EXERCISES TO COMPLETE
[1] In the patent page, restate the part that opens with the words containing "In a method" and closes with "in the mold.", switching "ceramic material" to "metal powder".
[2] Answer these questions from the patent page:
(a) What is the filing date?
(b) Who is the original assignee?
(c) What is the serial number of the application this one is a division of?

|Publication number||US4421471 A|
|Application number||US 06/421,951|
|Publication date||Dec 20, 1983|
|Filing date||Sep 23, 1982|
|Priority date||Apr 11, 1980|
|Also published as||DE3014068A1, DE3014068C2, US4409166|
|Publication number||06421951, 421951, US 4421471 A, US 4421471A, US-A-4421471, US4421471 A, US4421471A|
|Original Assignee||Bucher-Guyer A.G.|
|Export Citation||BiBTeX, EndNote, RefMan|
|Patent Citations (3), Referenced by (11), Classifications (32), Legal Events (4)|
|External Links: USPTO, USPTO Assignment, Espacenet|
This is a division of application Ser. No. 250,233, filed Apr. 2, 1981, pending.
In a method of the aforedescribed kind and an apparatus for carrying out the method, as taught in German laid-open patent specification DE-OS 27 41 800, published July 31, 1980, a mold containing ceramic material is hydraulically lifted for being acted upon by a quasi-static pressure, until the piston or the pistons which are mounted on a stationary press yoke have reached a previously adjusted end position in the mold.

INFORMATION SUPPLIED

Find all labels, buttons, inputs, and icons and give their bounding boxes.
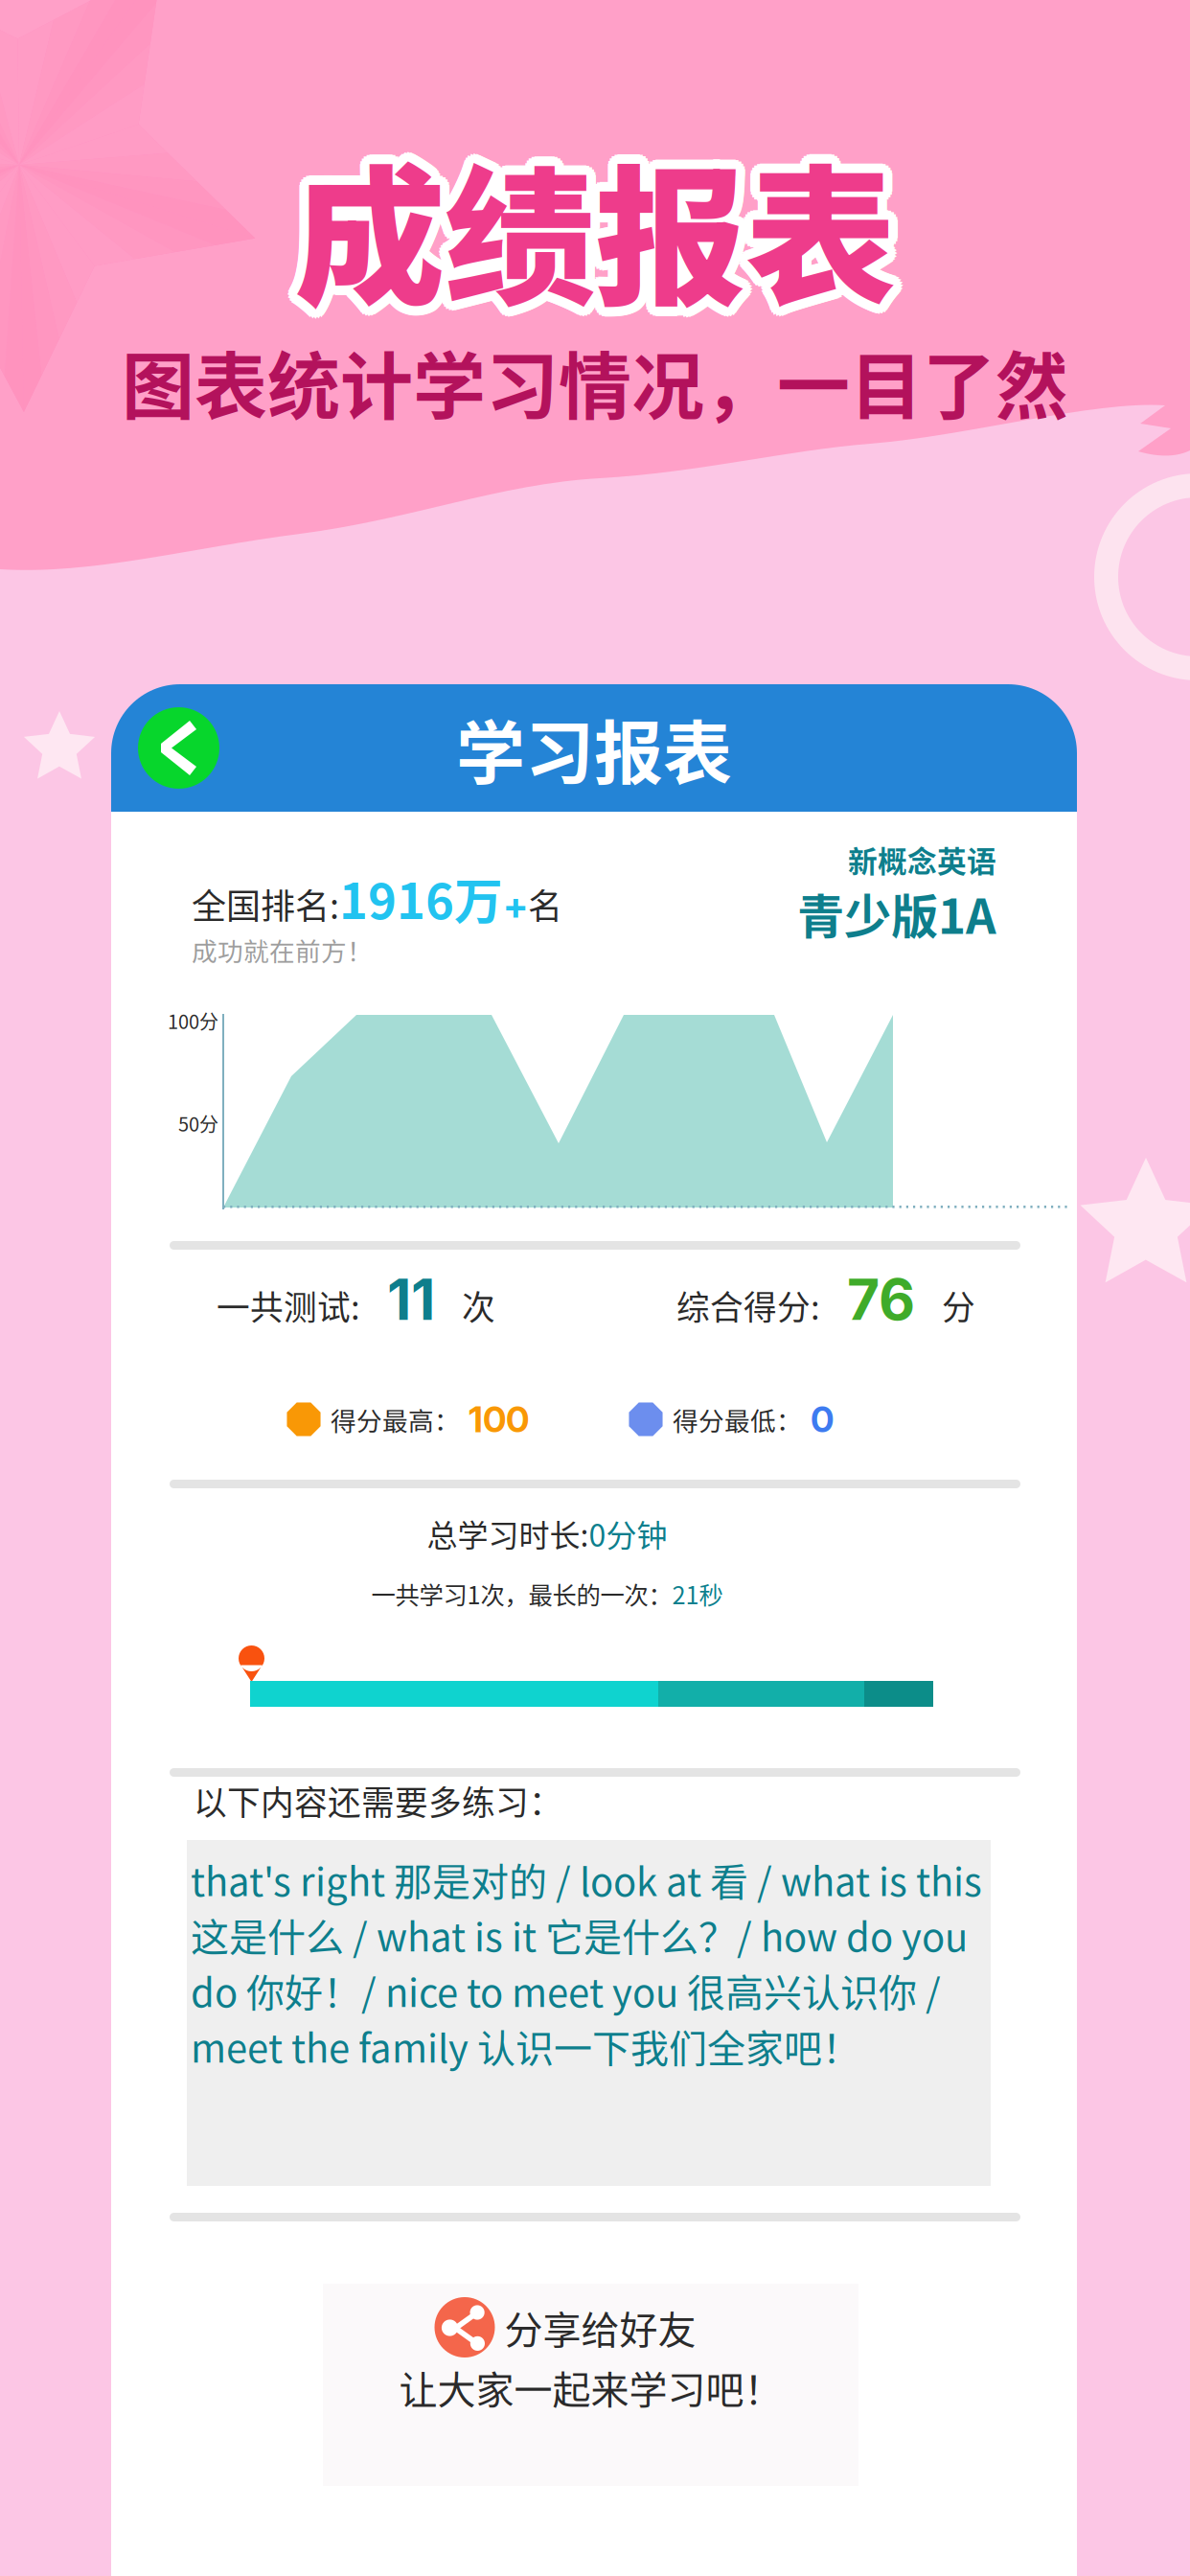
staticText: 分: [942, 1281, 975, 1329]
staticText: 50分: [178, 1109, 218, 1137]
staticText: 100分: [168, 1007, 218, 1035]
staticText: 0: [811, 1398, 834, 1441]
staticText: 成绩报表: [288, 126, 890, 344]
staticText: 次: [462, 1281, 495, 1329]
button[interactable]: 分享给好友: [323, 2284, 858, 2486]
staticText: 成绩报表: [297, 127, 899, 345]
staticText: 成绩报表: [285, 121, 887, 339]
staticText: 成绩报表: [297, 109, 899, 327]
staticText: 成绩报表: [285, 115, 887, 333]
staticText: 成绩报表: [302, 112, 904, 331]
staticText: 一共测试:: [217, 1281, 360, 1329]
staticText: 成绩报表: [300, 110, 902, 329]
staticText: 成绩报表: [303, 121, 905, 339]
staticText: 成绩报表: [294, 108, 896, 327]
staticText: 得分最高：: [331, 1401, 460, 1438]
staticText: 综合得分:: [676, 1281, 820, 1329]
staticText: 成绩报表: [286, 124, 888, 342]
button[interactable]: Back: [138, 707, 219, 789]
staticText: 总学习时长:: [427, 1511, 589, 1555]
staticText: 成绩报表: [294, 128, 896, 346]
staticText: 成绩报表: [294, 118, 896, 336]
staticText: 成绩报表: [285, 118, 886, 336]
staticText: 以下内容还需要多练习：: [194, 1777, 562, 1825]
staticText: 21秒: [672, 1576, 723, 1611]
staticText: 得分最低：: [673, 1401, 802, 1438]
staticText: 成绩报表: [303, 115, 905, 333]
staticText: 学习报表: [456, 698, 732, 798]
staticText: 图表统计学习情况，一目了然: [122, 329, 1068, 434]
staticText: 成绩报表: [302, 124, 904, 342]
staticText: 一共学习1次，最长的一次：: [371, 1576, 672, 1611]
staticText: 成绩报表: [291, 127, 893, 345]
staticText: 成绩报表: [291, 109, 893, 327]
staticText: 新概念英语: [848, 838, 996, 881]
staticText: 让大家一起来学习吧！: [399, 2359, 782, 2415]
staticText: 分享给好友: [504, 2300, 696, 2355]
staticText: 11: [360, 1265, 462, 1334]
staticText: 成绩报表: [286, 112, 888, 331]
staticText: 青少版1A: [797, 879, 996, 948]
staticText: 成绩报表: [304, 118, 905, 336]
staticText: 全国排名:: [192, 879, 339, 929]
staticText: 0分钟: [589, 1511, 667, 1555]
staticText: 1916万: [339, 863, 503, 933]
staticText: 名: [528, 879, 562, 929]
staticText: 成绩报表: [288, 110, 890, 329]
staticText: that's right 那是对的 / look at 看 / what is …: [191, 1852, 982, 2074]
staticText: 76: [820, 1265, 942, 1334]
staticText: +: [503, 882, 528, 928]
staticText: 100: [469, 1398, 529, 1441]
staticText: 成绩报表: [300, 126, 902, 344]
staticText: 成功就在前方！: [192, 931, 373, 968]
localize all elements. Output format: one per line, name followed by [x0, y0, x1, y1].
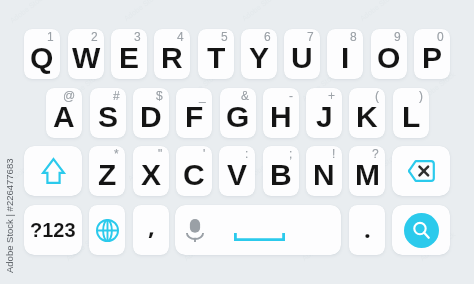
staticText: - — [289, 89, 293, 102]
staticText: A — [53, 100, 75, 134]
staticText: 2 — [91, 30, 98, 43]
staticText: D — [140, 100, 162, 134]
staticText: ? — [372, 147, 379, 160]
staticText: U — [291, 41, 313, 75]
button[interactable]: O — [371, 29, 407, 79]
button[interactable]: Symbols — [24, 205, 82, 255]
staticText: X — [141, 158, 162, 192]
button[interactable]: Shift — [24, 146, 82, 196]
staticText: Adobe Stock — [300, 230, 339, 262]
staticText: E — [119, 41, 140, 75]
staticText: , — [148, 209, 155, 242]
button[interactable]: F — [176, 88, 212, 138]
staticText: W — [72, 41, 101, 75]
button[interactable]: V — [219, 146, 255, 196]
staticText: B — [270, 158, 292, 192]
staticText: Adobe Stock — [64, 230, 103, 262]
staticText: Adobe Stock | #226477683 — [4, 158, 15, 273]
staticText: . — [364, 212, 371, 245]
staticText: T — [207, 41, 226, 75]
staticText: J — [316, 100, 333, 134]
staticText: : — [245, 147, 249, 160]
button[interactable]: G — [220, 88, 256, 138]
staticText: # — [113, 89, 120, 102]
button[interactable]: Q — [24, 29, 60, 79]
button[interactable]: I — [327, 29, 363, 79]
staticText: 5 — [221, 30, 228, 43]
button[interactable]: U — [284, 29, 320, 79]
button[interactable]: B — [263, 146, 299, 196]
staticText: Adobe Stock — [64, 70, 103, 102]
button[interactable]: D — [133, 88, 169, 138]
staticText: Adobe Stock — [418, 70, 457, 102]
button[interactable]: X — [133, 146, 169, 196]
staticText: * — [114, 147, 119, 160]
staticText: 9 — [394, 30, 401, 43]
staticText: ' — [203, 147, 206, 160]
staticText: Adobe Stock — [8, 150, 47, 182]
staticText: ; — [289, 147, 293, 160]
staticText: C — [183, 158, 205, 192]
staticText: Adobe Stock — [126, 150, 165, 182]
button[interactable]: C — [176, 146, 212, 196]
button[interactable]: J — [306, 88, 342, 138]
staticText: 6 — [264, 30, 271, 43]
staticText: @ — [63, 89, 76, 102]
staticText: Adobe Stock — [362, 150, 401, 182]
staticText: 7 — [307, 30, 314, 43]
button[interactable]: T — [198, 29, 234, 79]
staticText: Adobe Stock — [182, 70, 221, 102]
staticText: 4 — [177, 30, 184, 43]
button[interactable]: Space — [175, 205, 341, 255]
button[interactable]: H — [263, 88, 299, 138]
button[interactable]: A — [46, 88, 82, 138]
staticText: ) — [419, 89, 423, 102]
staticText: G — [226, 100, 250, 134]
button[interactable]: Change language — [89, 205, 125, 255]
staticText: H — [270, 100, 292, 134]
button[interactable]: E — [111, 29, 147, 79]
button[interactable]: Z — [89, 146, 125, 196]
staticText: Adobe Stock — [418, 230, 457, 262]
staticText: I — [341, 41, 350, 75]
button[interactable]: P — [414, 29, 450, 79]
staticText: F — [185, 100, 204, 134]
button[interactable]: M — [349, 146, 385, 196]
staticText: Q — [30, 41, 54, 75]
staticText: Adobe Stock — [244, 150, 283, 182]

PER-TASK ANSWERS
[1]
In a method of the aforedescribed kind and an apparatus for carrying out the method, as taught in German laid-open patent specification DE-OS 27 41 800, published July 31, 1980, a mold containing metal powder is hydraulically lifted for being acted upon by a quasi-static pressure, until the piston or the pistons which are mounted on a stationary press yoke have reached a previously adjusted end position in the mold.

[2]
(a) Sep 23, 1982
(b) Bucher-Guyer A.G.
(c) 250,233